+++ INFORMATION GIVEN +++
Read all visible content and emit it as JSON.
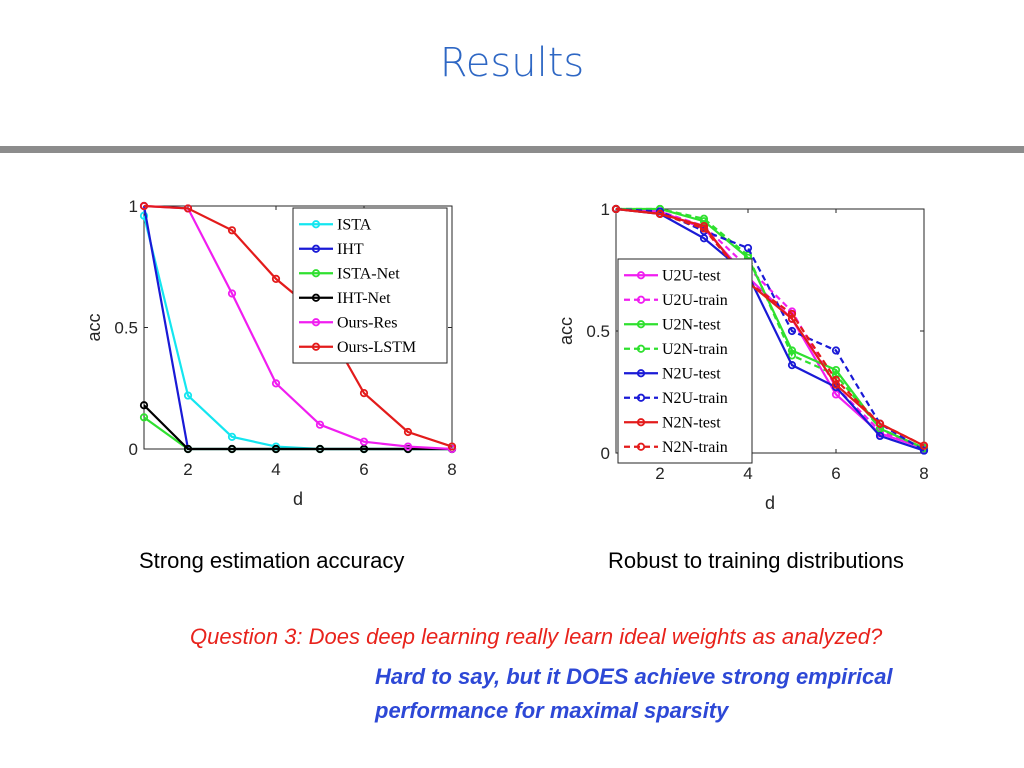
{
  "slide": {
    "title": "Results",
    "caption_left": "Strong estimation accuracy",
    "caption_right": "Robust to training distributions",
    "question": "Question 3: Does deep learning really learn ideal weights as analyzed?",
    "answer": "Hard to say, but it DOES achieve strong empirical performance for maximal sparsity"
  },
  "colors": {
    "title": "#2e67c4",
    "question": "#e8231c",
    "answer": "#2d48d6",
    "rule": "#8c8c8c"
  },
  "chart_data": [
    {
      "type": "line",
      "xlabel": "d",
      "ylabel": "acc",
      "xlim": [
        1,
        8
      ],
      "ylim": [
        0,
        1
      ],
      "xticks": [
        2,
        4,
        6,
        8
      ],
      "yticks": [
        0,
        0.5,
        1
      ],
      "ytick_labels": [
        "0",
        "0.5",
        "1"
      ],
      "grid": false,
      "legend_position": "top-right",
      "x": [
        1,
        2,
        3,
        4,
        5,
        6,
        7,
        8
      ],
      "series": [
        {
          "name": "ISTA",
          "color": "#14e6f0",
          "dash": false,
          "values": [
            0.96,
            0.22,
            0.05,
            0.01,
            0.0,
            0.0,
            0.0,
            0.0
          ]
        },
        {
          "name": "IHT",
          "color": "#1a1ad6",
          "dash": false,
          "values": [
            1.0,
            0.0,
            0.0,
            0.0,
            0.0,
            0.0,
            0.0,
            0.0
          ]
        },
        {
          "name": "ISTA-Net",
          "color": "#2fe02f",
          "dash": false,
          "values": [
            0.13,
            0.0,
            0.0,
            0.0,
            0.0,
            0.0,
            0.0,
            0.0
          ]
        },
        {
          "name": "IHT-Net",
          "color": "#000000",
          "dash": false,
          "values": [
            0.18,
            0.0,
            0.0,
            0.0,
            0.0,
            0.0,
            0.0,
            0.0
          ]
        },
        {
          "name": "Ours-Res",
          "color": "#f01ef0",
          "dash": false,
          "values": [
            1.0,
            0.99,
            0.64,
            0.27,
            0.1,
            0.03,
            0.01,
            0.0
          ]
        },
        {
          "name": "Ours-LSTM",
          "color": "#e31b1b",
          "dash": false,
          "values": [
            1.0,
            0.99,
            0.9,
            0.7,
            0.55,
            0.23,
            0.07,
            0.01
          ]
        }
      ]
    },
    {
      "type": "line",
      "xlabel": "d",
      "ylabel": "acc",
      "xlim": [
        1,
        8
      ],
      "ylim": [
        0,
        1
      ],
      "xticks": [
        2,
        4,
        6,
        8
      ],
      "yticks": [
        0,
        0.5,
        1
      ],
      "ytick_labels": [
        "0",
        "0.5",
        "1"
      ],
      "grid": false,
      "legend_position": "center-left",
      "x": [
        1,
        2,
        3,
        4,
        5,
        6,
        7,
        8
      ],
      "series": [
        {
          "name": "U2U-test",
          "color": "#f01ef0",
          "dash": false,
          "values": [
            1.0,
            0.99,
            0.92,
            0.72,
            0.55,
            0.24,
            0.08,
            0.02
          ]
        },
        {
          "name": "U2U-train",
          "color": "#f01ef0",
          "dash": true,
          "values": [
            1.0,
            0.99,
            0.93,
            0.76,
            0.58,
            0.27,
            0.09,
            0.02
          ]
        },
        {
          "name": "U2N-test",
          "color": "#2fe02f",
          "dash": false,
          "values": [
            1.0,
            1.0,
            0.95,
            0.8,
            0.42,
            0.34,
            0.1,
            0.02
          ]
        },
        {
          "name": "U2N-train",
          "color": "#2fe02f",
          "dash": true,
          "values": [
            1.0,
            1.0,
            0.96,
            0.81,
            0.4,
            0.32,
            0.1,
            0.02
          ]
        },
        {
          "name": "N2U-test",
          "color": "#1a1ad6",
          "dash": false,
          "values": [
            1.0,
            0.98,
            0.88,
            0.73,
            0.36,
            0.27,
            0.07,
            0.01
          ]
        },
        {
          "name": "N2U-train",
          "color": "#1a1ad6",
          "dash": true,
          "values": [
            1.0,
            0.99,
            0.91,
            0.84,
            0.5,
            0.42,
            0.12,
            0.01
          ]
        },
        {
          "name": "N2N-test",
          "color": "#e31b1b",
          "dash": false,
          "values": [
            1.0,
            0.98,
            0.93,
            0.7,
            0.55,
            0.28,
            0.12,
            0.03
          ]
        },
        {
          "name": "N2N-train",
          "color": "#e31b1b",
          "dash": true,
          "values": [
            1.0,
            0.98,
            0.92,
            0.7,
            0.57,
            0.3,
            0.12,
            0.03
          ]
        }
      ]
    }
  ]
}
+++
• **WORK TO DO**: Transcribe the entries above verbatim, omitting their pictures.

• **SOLUTION TO THE PROBLEM**:
Read all visible content and emit it as JSON.
{
  "slide": {
    "title": "Results",
    "caption_left": "Strong estimation accuracy",
    "caption_right": "Robust to training distributions",
    "question": "Question 3: Does deep learning really learn ideal weights as analyzed?",
    "answer": "Hard to say, but it DOES achieve strong empirical performance for maximal sparsity"
  },
  "colors": {
    "title": "#2e67c4",
    "question": "#e8231c",
    "answer": "#2d48d6",
    "rule": "#8c8c8c"
  },
  "chart_data": [
    {
      "type": "line",
      "xlabel": "d",
      "ylabel": "acc",
      "xlim": [
        1,
        8
      ],
      "ylim": [
        0,
        1
      ],
      "xticks": [
        2,
        4,
        6,
        8
      ],
      "yticks": [
        0,
        0.5,
        1
      ],
      "ytick_labels": [
        "0",
        "0.5",
        "1"
      ],
      "grid": false,
      "legend_position": "top-right",
      "x": [
        1,
        2,
        3,
        4,
        5,
        6,
        7,
        8
      ],
      "series": [
        {
          "name": "ISTA",
          "color": "#14e6f0",
          "dash": false,
          "values": [
            0.96,
            0.22,
            0.05,
            0.01,
            0.0,
            0.0,
            0.0,
            0.0
          ]
        },
        {
          "name": "IHT",
          "color": "#1a1ad6",
          "dash": false,
          "values": [
            1.0,
            0.0,
            0.0,
            0.0,
            0.0,
            0.0,
            0.0,
            0.0
          ]
        },
        {
          "name": "ISTA-Net",
          "color": "#2fe02f",
          "dash": false,
          "values": [
            0.13,
            0.0,
            0.0,
            0.0,
            0.0,
            0.0,
            0.0,
            0.0
          ]
        },
        {
          "name": "IHT-Net",
          "color": "#000000",
          "dash": false,
          "values": [
            0.18,
            0.0,
            0.0,
            0.0,
            0.0,
            0.0,
            0.0,
            0.0
          ]
        },
        {
          "name": "Ours-Res",
          "color": "#f01ef0",
          "dash": false,
          "values": [
            1.0,
            0.99,
            0.64,
            0.27,
            0.1,
            0.03,
            0.01,
            0.0
          ]
        },
        {
          "name": "Ours-LSTM",
          "color": "#e31b1b",
          "dash": false,
          "values": [
            1.0,
            0.99,
            0.9,
            0.7,
            0.55,
            0.23,
            0.07,
            0.01
          ]
        }
      ]
    },
    {
      "type": "line",
      "xlabel": "d",
      "ylabel": "acc",
      "xlim": [
        1,
        8
      ],
      "ylim": [
        0,
        1
      ],
      "xticks": [
        2,
        4,
        6,
        8
      ],
      "yticks": [
        0,
        0.5,
        1
      ],
      "ytick_labels": [
        "0",
        "0.5",
        "1"
      ],
      "grid": false,
      "legend_position": "center-left",
      "x": [
        1,
        2,
        3,
        4,
        5,
        6,
        7,
        8
      ],
      "series": [
        {
          "name": "U2U-test",
          "color": "#f01ef0",
          "dash": false,
          "values": [
            1.0,
            0.99,
            0.92,
            0.72,
            0.55,
            0.24,
            0.08,
            0.02
          ]
        },
        {
          "name": "U2U-train",
          "color": "#f01ef0",
          "dash": true,
          "values": [
            1.0,
            0.99,
            0.93,
            0.76,
            0.58,
            0.27,
            0.09,
            0.02
          ]
        },
        {
          "name": "U2N-test",
          "color": "#2fe02f",
          "dash": false,
          "values": [
            1.0,
            1.0,
            0.95,
            0.8,
            0.42,
            0.34,
            0.1,
            0.02
          ]
        },
        {
          "name": "U2N-train",
          "color": "#2fe02f",
          "dash": true,
          "values": [
            1.0,
            1.0,
            0.96,
            0.81,
            0.4,
            0.32,
            0.1,
            0.02
          ]
        },
        {
          "name": "N2U-test",
          "color": "#1a1ad6",
          "dash": false,
          "values": [
            1.0,
            0.98,
            0.88,
            0.73,
            0.36,
            0.27,
            0.07,
            0.01
          ]
        },
        {
          "name": "N2U-train",
          "color": "#1a1ad6",
          "dash": true,
          "values": [
            1.0,
            0.99,
            0.91,
            0.84,
            0.5,
            0.42,
            0.12,
            0.01
          ]
        },
        {
          "name": "N2N-test",
          "color": "#e31b1b",
          "dash": false,
          "values": [
            1.0,
            0.98,
            0.93,
            0.7,
            0.55,
            0.28,
            0.12,
            0.03
          ]
        },
        {
          "name": "N2N-train",
          "color": "#e31b1b",
          "dash": true,
          "values": [
            1.0,
            0.98,
            0.92,
            0.7,
            0.57,
            0.3,
            0.12,
            0.03
          ]
        }
      ]
    }
  ]
}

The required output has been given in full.